## TASK OBJECTIVE
Copy out the complete listing, word for word.

## DATA RECORDS

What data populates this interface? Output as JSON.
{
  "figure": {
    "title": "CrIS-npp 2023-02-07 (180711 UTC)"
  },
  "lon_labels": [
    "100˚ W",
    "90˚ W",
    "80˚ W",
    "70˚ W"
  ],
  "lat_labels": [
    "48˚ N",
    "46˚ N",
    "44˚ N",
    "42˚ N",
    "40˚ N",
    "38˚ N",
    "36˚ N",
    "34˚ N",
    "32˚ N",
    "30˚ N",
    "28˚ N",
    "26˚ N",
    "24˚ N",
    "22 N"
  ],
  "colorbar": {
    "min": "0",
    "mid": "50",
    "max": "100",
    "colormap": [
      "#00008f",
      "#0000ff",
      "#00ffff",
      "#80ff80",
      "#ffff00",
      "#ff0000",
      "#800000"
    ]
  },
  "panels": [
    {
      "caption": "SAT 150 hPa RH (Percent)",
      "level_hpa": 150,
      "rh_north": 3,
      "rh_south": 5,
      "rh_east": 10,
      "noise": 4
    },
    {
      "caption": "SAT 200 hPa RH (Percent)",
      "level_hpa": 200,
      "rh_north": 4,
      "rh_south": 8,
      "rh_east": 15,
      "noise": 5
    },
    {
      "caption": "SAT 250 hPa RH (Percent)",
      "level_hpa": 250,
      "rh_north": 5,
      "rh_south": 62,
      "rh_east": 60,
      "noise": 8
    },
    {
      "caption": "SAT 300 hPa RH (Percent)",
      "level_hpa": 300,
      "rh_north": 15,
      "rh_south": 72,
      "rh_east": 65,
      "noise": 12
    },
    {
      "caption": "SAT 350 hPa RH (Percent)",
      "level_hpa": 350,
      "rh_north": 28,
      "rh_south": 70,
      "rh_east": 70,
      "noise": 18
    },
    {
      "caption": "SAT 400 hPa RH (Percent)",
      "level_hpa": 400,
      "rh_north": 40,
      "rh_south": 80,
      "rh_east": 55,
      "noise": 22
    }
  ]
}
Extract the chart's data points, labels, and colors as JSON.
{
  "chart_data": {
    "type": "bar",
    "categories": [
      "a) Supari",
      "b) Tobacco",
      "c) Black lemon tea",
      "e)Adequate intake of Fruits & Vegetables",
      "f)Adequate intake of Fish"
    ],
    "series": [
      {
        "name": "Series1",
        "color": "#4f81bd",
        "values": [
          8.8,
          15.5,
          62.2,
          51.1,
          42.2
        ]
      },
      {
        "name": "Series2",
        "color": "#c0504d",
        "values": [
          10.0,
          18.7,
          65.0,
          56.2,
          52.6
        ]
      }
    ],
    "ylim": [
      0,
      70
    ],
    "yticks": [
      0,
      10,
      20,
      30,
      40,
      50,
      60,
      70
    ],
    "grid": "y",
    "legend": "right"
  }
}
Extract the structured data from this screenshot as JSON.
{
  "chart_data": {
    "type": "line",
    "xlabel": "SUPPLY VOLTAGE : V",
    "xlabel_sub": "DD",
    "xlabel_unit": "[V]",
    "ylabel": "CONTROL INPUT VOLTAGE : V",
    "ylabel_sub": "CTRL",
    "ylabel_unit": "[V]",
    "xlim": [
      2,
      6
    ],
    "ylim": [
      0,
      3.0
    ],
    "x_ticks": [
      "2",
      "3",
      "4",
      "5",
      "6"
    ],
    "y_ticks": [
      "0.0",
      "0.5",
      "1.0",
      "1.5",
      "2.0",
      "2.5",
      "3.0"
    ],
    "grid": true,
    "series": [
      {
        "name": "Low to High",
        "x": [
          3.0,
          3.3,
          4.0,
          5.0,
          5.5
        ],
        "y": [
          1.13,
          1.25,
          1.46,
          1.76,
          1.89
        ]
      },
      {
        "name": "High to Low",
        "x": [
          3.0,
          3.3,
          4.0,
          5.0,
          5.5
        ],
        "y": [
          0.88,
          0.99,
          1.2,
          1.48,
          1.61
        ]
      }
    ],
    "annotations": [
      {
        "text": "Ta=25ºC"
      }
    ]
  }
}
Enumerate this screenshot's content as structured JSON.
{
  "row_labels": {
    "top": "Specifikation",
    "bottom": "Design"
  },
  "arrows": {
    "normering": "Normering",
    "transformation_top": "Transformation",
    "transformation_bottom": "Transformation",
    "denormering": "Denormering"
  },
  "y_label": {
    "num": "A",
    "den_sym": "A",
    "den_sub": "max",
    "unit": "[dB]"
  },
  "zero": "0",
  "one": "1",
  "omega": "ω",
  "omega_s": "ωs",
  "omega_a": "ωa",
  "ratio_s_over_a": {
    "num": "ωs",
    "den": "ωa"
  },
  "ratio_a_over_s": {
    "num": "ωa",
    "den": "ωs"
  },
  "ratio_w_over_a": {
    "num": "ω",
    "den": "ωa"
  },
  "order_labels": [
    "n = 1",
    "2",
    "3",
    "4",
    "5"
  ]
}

## FULL OUTPUT
What data populates this interface? Output as JSON.
{
  "figure": {
    "title": "CrIS-npp 2023-02-07 (180711 UTC)"
  },
  "lon_labels": [
    "100˚ W",
    "90˚ W",
    "80˚ W",
    "70˚ W"
  ],
  "lat_labels": [
    "48˚ N",
    "46˚ N",
    "44˚ N",
    "42˚ N",
    "40˚ N",
    "38˚ N",
    "36˚ N",
    "34˚ N",
    "32˚ N",
    "30˚ N",
    "28˚ N",
    "26˚ N",
    "24˚ N",
    "22 N"
  ],
  "colorbar": {
    "min": "0",
    "mid": "50",
    "max": "100",
    "colormap": [
      "#00008f",
      "#0000ff",
      "#00ffff",
      "#80ff80",
      "#ffff00",
      "#ff0000",
      "#800000"
    ]
  },
  "panels": [
    {
      "caption": "SAT 150 hPa RH (Percent)",
      "level_hpa": 150,
      "rh_north": 3,
      "rh_south": 5,
      "rh_east": 10,
      "noise": 4
    },
    {
      "caption": "SAT 200 hPa RH (Percent)",
      "level_hpa": 200,
      "rh_north": 4,
      "rh_south": 8,
      "rh_east": 15,
      "noise": 5
    },
    {
      "caption": "SAT 250 hPa RH (Percent)",
      "level_hpa": 250,
      "rh_north": 5,
      "rh_south": 62,
      "rh_east": 60,
      "noise": 8
    },
    {
      "caption": "SAT 300 hPa RH (Percent)",
      "level_hpa": 300,
      "rh_north": 15,
      "rh_south": 72,
      "rh_east": 65,
      "noise": 12
    },
    {
      "caption": "SAT 350 hPa RH (Percent)",
      "level_hpa": 350,
      "rh_north": 28,
      "rh_south": 70,
      "rh_east": 70,
      "noise": 18
    },
    {
      "caption": "SAT 400 hPa RH (Percent)",
      "level_hpa": 400,
      "rh_north": 40,
      "rh_south": 80,
      "rh_east": 55,
      "noise": 22
    }
  ]
}
Extract the chart's data points, labels, and colors as JSON.
{
  "chart_data": {
    "type": "bar",
    "categories": [
      "a) Supari",
      "b) Tobacco",
      "c) Black lemon tea",
      "e)Adequate intake of Fruits & Vegetables",
      "f)Adequate intake of Fish"
    ],
    "series": [
      {
        "name": "Series1",
        "color": "#4f81bd",
        "values": [
          8.8,
          15.5,
          62.2,
          51.1,
          42.2
        ]
      },
      {
        "name": "Series2",
        "color": "#c0504d",
        "values": [
          10.0,
          18.7,
          65.0,
          56.2,
          52.6
        ]
      }
    ],
    "ylim": [
      0,
      70
    ],
    "yticks": [
      0,
      10,
      20,
      30,
      40,
      50,
      60,
      70
    ],
    "grid": "y",
    "legend": "right"
  }
}
Extract the structured data from this screenshot as JSON.
{
  "chart_data": {
    "type": "line",
    "xlabel": "SUPPLY VOLTAGE : V",
    "xlabel_sub": "DD",
    "xlabel_unit": "[V]",
    "ylabel": "CONTROL INPUT VOLTAGE : V",
    "ylabel_sub": "CTRL",
    "ylabel_unit": "[V]",
    "xlim": [
      2,
      6
    ],
    "ylim": [
      0,
      3.0
    ],
    "x_ticks": [
      "2",
      "3",
      "4",
      "5",
      "6"
    ],
    "y_ticks": [
      "0.0",
      "0.5",
      "1.0",
      "1.5",
      "2.0",
      "2.5",
      "3.0"
    ],
    "grid": true,
    "series": [
      {
        "name": "Low to High",
        "x": [
          3.0,
          3.3,
          4.0,
          5.0,
          5.5
        ],
        "y": [
          1.13,
          1.25,
          1.46,
          1.76,
          1.89
        ]
      },
      {
        "name": "High to Low",
        "x": [
          3.0,
          3.3,
          4.0,
          5.0,
          5.5
        ],
        "y": [
          0.88,
          0.99,
          1.2,
          1.48,
          1.61
        ]
      }
    ],
    "annotations": [
      {
        "text": "Ta=25ºC"
      }
    ]
  }
}
Enumerate this screenshot's content as structured JSON.
{
  "row_labels": {
    "top": "Specifikation",
    "bottom": "Design"
  },
  "arrows": {
    "normering": "Normering",
    "transformation_top": "Transformation",
    "transformation_bottom": "Transformation",
    "denormering": "Denormering"
  },
  "y_label": {
    "num": "A",
    "den_sym": "A",
    "den_sub": "max",
    "unit": "[dB]"
  },
  "zero": "0",
  "one": "1",
  "omega": "ω",
  "omega_s": "ωs",
  "omega_a": "ωa",
  "ratio_s_over_a": {
    "num": "ωs",
    "den": "ωa"
  },
  "ratio_a_over_s": {
    "num": "ωa",
    "den": "ωs"
  },
  "ratio_w_over_a": {
    "num": "ω",
    "den": "ωa"
  },
  "order_labels": [
    "n = 1",
    "2",
    "3",
    "4",
    "5"
  ]
}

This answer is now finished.